> Exercise: Every entry must be copied word for word.

---------------

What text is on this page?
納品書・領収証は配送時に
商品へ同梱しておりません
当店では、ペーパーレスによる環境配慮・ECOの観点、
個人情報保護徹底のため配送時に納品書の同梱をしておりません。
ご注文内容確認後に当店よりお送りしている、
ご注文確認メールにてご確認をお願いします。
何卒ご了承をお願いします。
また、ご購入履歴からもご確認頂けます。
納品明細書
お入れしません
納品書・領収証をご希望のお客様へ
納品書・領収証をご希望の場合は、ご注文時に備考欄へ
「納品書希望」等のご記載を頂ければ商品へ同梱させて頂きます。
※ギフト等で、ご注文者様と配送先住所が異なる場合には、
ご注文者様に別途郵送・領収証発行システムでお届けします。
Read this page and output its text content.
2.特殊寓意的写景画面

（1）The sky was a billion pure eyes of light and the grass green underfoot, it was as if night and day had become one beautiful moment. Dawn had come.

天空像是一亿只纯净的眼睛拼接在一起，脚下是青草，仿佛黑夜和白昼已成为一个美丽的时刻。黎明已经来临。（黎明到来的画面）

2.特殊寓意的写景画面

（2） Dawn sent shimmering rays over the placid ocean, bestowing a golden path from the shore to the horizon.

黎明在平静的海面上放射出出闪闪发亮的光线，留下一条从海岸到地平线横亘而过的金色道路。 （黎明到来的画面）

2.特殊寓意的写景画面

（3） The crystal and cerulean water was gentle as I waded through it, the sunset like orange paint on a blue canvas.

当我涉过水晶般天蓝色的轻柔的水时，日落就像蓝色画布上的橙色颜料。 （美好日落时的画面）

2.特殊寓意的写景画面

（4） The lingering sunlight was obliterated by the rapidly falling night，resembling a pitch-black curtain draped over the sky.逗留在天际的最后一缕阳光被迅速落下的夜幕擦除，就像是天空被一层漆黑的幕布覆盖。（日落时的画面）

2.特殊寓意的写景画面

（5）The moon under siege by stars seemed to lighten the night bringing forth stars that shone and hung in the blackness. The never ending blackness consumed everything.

---------------

> Complete response:
What text is on this page?
納品書・領収証は配送時に
商品へ同梱しておりません
当店では、ペーパーレスによる環境配慮・ECOの観点、
個人情報保護徹底のため配送時に納品書の同梱をしておりません。
ご注文内容確認後に当店よりお送りしている、
ご注文確認メールにてご確認をお願いします。
何卒ご了承をお願いします。
また、ご購入履歴からもご確認頂けます。
納品明細書
お入れしません
納品書・領収証をご希望のお客様へ
納品書・領収証をご希望の場合は、ご注文時に備考欄へ
「納品書希望」等のご記載を頂ければ商品へ同梱させて頂きます。
※ギフト等で、ご注文者様と配送先住所が異なる場合には、
ご注文者様に別途郵送・領収証発行システムでお届けします。
Read this page and output its text content.
2.特殊寓意的写景画面

（1）The sky was a billion pure eyes of light and the grass green underfoot, it was as if night and day had become one beautiful moment. Dawn had come.

天空像是一亿只纯净的眼睛拼接在一起，脚下是青草，仿佛黑夜和白昼已成为一个美丽的时刻。黎明已经来临。（黎明到来的画面）

2.特殊寓意的写景画面

（2） Dawn sent shimmering rays over the placid ocean, bestowing a golden path from the shore to the horizon.

黎明在平静的海面上放射出出闪闪发亮的光线，留下一条从海岸到地平线横亘而过的金色道路。 （黎明到来的画面）

2.特殊寓意的写景画面

（3） The crystal and cerulean water was gentle as I waded through it, the sunset like orange paint on a blue canvas.

当我涉过水晶般天蓝色的轻柔的水时，日落就像蓝色画布上的橙色颜料。 （美好日落时的画面）

2.特殊寓意的写景画面

（4） The lingering sunlight was obliterated by the rapidly falling night，resembling a pitch-black curtain draped over the sky.逗留在天际的最后一缕阳光被迅速落下的夜幕擦除，就像是天空被一层漆黑的幕布覆盖。（日落时的画面）

2.特殊寓意的写景画面

（5）The moon under siege by stars seemed to lighten the night bringing forth stars that shone and hung in the blackness. The never ending blackness consumed everything.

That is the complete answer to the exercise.